====== DATASET ENTRIES

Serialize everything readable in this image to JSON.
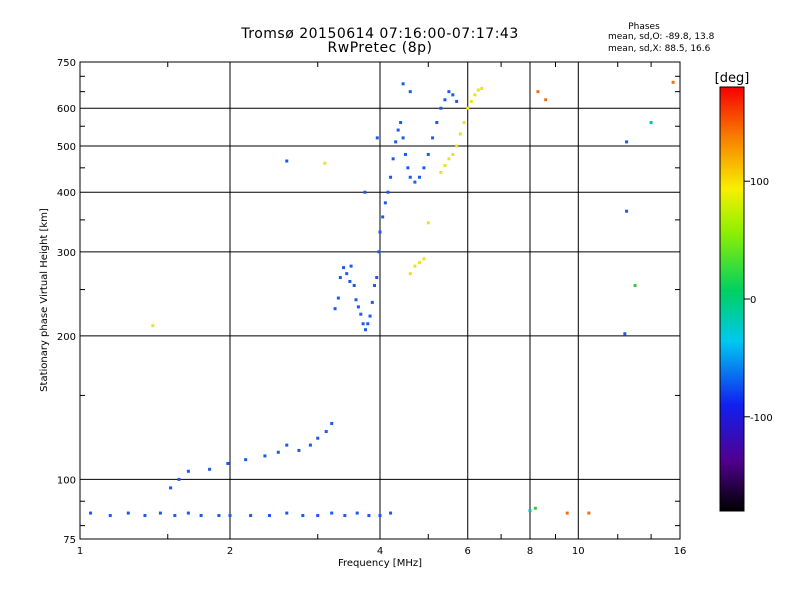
{
  "header": {
    "title": "Tromsø 20150614 07:16:00-07:17:43",
    "subtitle": "RwPretec (8p)"
  },
  "phases": {
    "title": "Phases",
    "o_line": "mean, sd,O:  -89.8,  13.8",
    "x_line": "mean, sd,X:  88.5,  16.6"
  },
  "chart_data": {
    "type": "scatter",
    "xlabel": "Frequency [MHz]",
    "ylabel": "Stationary phase Virtual Height [km]",
    "x_scale": "log",
    "y_scale": "log",
    "xlim": [
      1,
      16
    ],
    "ylim": [
      75,
      750
    ],
    "x_ticks": [
      1,
      2,
      4,
      6,
      8,
      10,
      16
    ],
    "x_tick_labels": [
      "1",
      "2",
      "4",
      "6",
      "8",
      "10",
      "16"
    ],
    "y_ticks": [
      75,
      100,
      200,
      300,
      400,
      500,
      600,
      750
    ],
    "y_tick_labels": [
      "75",
      "100",
      "200",
      "300",
      "400",
      "500",
      "600",
      "750"
    ],
    "grid": true,
    "colorbar": {
      "label": "[deg]",
      "range": [
        -180,
        180
      ],
      "ticks": [
        100,
        0,
        -100
      ],
      "tick_labels": [
        "100",
        "0",
        "-100"
      ]
    },
    "series": [
      {
        "phase_deg": -100,
        "color": "#1a5af0",
        "points": [
          [
            1.05,
            85
          ],
          [
            1.15,
            84
          ],
          [
            1.25,
            85
          ],
          [
            1.35,
            84
          ],
          [
            1.45,
            85
          ],
          [
            1.55,
            84
          ],
          [
            1.65,
            85
          ],
          [
            1.75,
            84
          ],
          [
            1.9,
            84
          ],
          [
            2.0,
            84
          ],
          [
            2.2,
            84
          ],
          [
            2.4,
            84
          ],
          [
            2.6,
            85
          ],
          [
            2.8,
            84
          ],
          [
            3.0,
            84
          ],
          [
            3.2,
            85
          ],
          [
            3.4,
            84
          ],
          [
            3.6,
            85
          ],
          [
            3.8,
            84
          ],
          [
            4.0,
            84
          ],
          [
            4.2,
            85
          ],
          [
            1.52,
            96
          ],
          [
            1.58,
            100
          ],
          [
            1.65,
            104
          ],
          [
            1.82,
            105
          ],
          [
            1.98,
            108
          ],
          [
            2.15,
            110
          ],
          [
            2.35,
            112
          ],
          [
            2.5,
            114
          ],
          [
            2.6,
            118
          ],
          [
            2.75,
            115
          ],
          [
            2.9,
            118
          ],
          [
            3.0,
            122
          ],
          [
            3.12,
            126
          ],
          [
            3.2,
            131
          ],
          [
            3.25,
            228
          ],
          [
            3.3,
            240
          ],
          [
            3.33,
            265
          ],
          [
            3.38,
            278
          ],
          [
            3.43,
            270
          ],
          [
            3.48,
            260
          ],
          [
            3.5,
            280
          ],
          [
            3.55,
            255
          ],
          [
            3.58,
            238
          ],
          [
            3.62,
            230
          ],
          [
            3.66,
            222
          ],
          [
            3.7,
            212
          ],
          [
            3.74,
            206
          ],
          [
            3.78,
            212
          ],
          [
            3.82,
            220
          ],
          [
            3.86,
            235
          ],
          [
            3.9,
            255
          ],
          [
            3.94,
            265
          ],
          [
            3.98,
            300
          ],
          [
            4.0,
            330
          ],
          [
            4.05,
            355
          ],
          [
            4.1,
            380
          ],
          [
            4.15,
            400
          ],
          [
            4.2,
            430
          ],
          [
            4.25,
            470
          ],
          [
            4.3,
            510
          ],
          [
            4.35,
            540
          ],
          [
            4.4,
            560
          ],
          [
            4.45,
            520
          ],
          [
            4.5,
            480
          ],
          [
            4.55,
            450
          ],
          [
            4.6,
            430
          ],
          [
            4.7,
            420
          ],
          [
            4.8,
            430
          ],
          [
            4.9,
            450
          ],
          [
            5.0,
            480
          ],
          [
            5.1,
            520
          ],
          [
            5.2,
            560
          ],
          [
            5.3,
            600
          ],
          [
            5.4,
            625
          ],
          [
            5.5,
            650
          ],
          [
            5.6,
            640
          ],
          [
            5.7,
            620
          ],
          [
            3.73,
            400
          ],
          [
            3.95,
            520
          ],
          [
            2.6,
            465
          ],
          [
            4.45,
            675
          ],
          [
            4.6,
            650
          ],
          [
            12.5,
            510
          ],
          [
            12.5,
            365
          ],
          [
            12.4,
            202
          ]
        ]
      },
      {
        "phase_deg": 95,
        "color": "#f0e020",
        "points": [
          [
            4.6,
            270
          ],
          [
            4.7,
            280
          ],
          [
            4.8,
            285
          ],
          [
            4.9,
            290
          ],
          [
            5.0,
            345
          ],
          [
            5.3,
            440
          ],
          [
            5.4,
            455
          ],
          [
            5.5,
            470
          ],
          [
            5.6,
            480
          ],
          [
            5.7,
            500
          ],
          [
            5.8,
            530
          ],
          [
            5.9,
            560
          ],
          [
            6.0,
            600
          ],
          [
            6.1,
            620
          ],
          [
            6.2,
            640
          ],
          [
            6.3,
            655
          ],
          [
            6.4,
            660
          ],
          [
            1.4,
            210
          ],
          [
            3.1,
            460
          ]
        ]
      },
      {
        "phase_deg": 150,
        "color": "#f07010",
        "points": [
          [
            8.3,
            650
          ],
          [
            8.6,
            625
          ],
          [
            15.5,
            680
          ],
          [
            9.5,
            85
          ],
          [
            10.5,
            85
          ]
        ]
      },
      {
        "phase_deg": 60,
        "color": "#40c040",
        "points": [
          [
            8.2,
            87
          ],
          [
            13.0,
            255
          ]
        ]
      },
      {
        "phase_deg": -50,
        "color": "#00c0c0",
        "points": [
          [
            14.0,
            560
          ],
          [
            8.0,
            86
          ]
        ]
      }
    ]
  }
}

============

Output the records above exactly; leave out the pictures.

Serialize everything readable in this image to JSON.
{
  "header": {
    "title": "Tromsø 20150614 07:16:00-07:17:43",
    "subtitle": "RwPretec (8p)"
  },
  "phases": {
    "title": "Phases",
    "o_line": "mean, sd,O:  -89.8,  13.8",
    "x_line": "mean, sd,X:  88.5,  16.6"
  },
  "chart_data": {
    "type": "scatter",
    "xlabel": "Frequency [MHz]",
    "ylabel": "Stationary phase Virtual Height [km]",
    "x_scale": "log",
    "y_scale": "log",
    "xlim": [
      1,
      16
    ],
    "ylim": [
      75,
      750
    ],
    "x_ticks": [
      1,
      2,
      4,
      6,
      8,
      10,
      16
    ],
    "x_tick_labels": [
      "1",
      "2",
      "4",
      "6",
      "8",
      "10",
      "16"
    ],
    "y_ticks": [
      75,
      100,
      200,
      300,
      400,
      500,
      600,
      750
    ],
    "y_tick_labels": [
      "75",
      "100",
      "200",
      "300",
      "400",
      "500",
      "600",
      "750"
    ],
    "grid": true,
    "colorbar": {
      "label": "[deg]",
      "range": [
        -180,
        180
      ],
      "ticks": [
        100,
        0,
        -100
      ],
      "tick_labels": [
        "100",
        "0",
        "-100"
      ]
    },
    "series": [
      {
        "phase_deg": -100,
        "color": "#1a5af0",
        "points": [
          [
            1.05,
            85
          ],
          [
            1.15,
            84
          ],
          [
            1.25,
            85
          ],
          [
            1.35,
            84
          ],
          [
            1.45,
            85
          ],
          [
            1.55,
            84
          ],
          [
            1.65,
            85
          ],
          [
            1.75,
            84
          ],
          [
            1.9,
            84
          ],
          [
            2.0,
            84
          ],
          [
            2.2,
            84
          ],
          [
            2.4,
            84
          ],
          [
            2.6,
            85
          ],
          [
            2.8,
            84
          ],
          [
            3.0,
            84
          ],
          [
            3.2,
            85
          ],
          [
            3.4,
            84
          ],
          [
            3.6,
            85
          ],
          [
            3.8,
            84
          ],
          [
            4.0,
            84
          ],
          [
            4.2,
            85
          ],
          [
            1.52,
            96
          ],
          [
            1.58,
            100
          ],
          [
            1.65,
            104
          ],
          [
            1.82,
            105
          ],
          [
            1.98,
            108
          ],
          [
            2.15,
            110
          ],
          [
            2.35,
            112
          ],
          [
            2.5,
            114
          ],
          [
            2.6,
            118
          ],
          [
            2.75,
            115
          ],
          [
            2.9,
            118
          ],
          [
            3.0,
            122
          ],
          [
            3.12,
            126
          ],
          [
            3.2,
            131
          ],
          [
            3.25,
            228
          ],
          [
            3.3,
            240
          ],
          [
            3.33,
            265
          ],
          [
            3.38,
            278
          ],
          [
            3.43,
            270
          ],
          [
            3.48,
            260
          ],
          [
            3.5,
            280
          ],
          [
            3.55,
            255
          ],
          [
            3.58,
            238
          ],
          [
            3.62,
            230
          ],
          [
            3.66,
            222
          ],
          [
            3.7,
            212
          ],
          [
            3.74,
            206
          ],
          [
            3.78,
            212
          ],
          [
            3.82,
            220
          ],
          [
            3.86,
            235
          ],
          [
            3.9,
            255
          ],
          [
            3.94,
            265
          ],
          [
            3.98,
            300
          ],
          [
            4.0,
            330
          ],
          [
            4.05,
            355
          ],
          [
            4.1,
            380
          ],
          [
            4.15,
            400
          ],
          [
            4.2,
            430
          ],
          [
            4.25,
            470
          ],
          [
            4.3,
            510
          ],
          [
            4.35,
            540
          ],
          [
            4.4,
            560
          ],
          [
            4.45,
            520
          ],
          [
            4.5,
            480
          ],
          [
            4.55,
            450
          ],
          [
            4.6,
            430
          ],
          [
            4.7,
            420
          ],
          [
            4.8,
            430
          ],
          [
            4.9,
            450
          ],
          [
            5.0,
            480
          ],
          [
            5.1,
            520
          ],
          [
            5.2,
            560
          ],
          [
            5.3,
            600
          ],
          [
            5.4,
            625
          ],
          [
            5.5,
            650
          ],
          [
            5.6,
            640
          ],
          [
            5.7,
            620
          ],
          [
            3.73,
            400
          ],
          [
            3.95,
            520
          ],
          [
            2.6,
            465
          ],
          [
            4.45,
            675
          ],
          [
            4.6,
            650
          ],
          [
            12.5,
            510
          ],
          [
            12.5,
            365
          ],
          [
            12.4,
            202
          ]
        ]
      },
      {
        "phase_deg": 95,
        "color": "#f0e020",
        "points": [
          [
            4.6,
            270
          ],
          [
            4.7,
            280
          ],
          [
            4.8,
            285
          ],
          [
            4.9,
            290
          ],
          [
            5.0,
            345
          ],
          [
            5.3,
            440
          ],
          [
            5.4,
            455
          ],
          [
            5.5,
            470
          ],
          [
            5.6,
            480
          ],
          [
            5.7,
            500
          ],
          [
            5.8,
            530
          ],
          [
            5.9,
            560
          ],
          [
            6.0,
            600
          ],
          [
            6.1,
            620
          ],
          [
            6.2,
            640
          ],
          [
            6.3,
            655
          ],
          [
            6.4,
            660
          ],
          [
            1.4,
            210
          ],
          [
            3.1,
            460
          ]
        ]
      },
      {
        "phase_deg": 150,
        "color": "#f07010",
        "points": [
          [
            8.3,
            650
          ],
          [
            8.6,
            625
          ],
          [
            15.5,
            680
          ],
          [
            9.5,
            85
          ],
          [
            10.5,
            85
          ]
        ]
      },
      {
        "phase_deg": 60,
        "color": "#40c040",
        "points": [
          [
            8.2,
            87
          ],
          [
            13.0,
            255
          ]
        ]
      },
      {
        "phase_deg": -50,
        "color": "#00c0c0",
        "points": [
          [
            14.0,
            560
          ],
          [
            8.0,
            86
          ]
        ]
      }
    ]
  }
}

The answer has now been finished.